* [Request]: Copy every line of the listing exactly.

* [Dataset content]:
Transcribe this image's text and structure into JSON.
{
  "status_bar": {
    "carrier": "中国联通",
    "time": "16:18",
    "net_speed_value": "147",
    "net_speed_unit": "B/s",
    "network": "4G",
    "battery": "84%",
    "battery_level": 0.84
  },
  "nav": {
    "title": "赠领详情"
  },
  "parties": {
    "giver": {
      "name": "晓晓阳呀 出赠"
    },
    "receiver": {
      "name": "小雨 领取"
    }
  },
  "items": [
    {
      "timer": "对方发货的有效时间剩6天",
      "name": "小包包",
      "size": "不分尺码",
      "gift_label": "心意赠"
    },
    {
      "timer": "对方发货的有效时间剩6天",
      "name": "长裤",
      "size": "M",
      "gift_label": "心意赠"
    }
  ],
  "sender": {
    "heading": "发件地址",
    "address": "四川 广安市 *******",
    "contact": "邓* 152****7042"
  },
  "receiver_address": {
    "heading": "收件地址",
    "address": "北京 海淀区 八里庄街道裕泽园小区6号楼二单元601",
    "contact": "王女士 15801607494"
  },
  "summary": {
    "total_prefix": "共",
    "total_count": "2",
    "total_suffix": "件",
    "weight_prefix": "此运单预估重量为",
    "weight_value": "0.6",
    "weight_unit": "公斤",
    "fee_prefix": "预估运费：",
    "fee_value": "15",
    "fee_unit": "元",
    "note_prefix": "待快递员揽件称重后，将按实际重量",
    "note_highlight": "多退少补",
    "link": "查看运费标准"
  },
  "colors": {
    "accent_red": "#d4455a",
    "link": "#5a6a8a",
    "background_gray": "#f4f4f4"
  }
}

* [Task response]:
Transcribe this image's text and structure into JSON.
{
  "status_bar": {
    "carrier": "中国联通",
    "time": "16:18",
    "net_speed_value": "147",
    "net_speed_unit": "B/s",
    "network": "4G",
    "battery": "84%",
    "battery_level": 0.84
  },
  "nav": {
    "title": "赠领详情"
  },
  "parties": {
    "giver": {
      "name": "晓晓阳呀 出赠"
    },
    "receiver": {
      "name": "小雨 领取"
    }
  },
  "items": [
    {
      "timer": "对方发货的有效时间剩6天",
      "name": "小包包",
      "size": "不分尺码",
      "gift_label": "心意赠"
    },
    {
      "timer": "对方发货的有效时间剩6天",
      "name": "长裤",
      "size": "M",
      "gift_label": "心意赠"
    }
  ],
  "sender": {
    "heading": "发件地址",
    "address": "四川 广安市 *******",
    "contact": "邓* 152****7042"
  },
  "receiver_address": {
    "heading": "收件地址",
    "address": "北京 海淀区 八里庄街道裕泽园小区6号楼二单元601",
    "contact": "王女士 15801607494"
  },
  "summary": {
    "total_prefix": "共",
    "total_count": "2",
    "total_suffix": "件",
    "weight_prefix": "此运单预估重量为",
    "weight_value": "0.6",
    "weight_unit": "公斤",
    "fee_prefix": "预估运费：",
    "fee_value": "15",
    "fee_unit": "元",
    "note_prefix": "待快递员揽件称重后，将按实际重量",
    "note_highlight": "多退少补",
    "link": "查看运费标准"
  },
  "colors": {
    "accent_red": "#d4455a",
    "link": "#5a6a8a",
    "background_gray": "#f4f4f4"
  }
}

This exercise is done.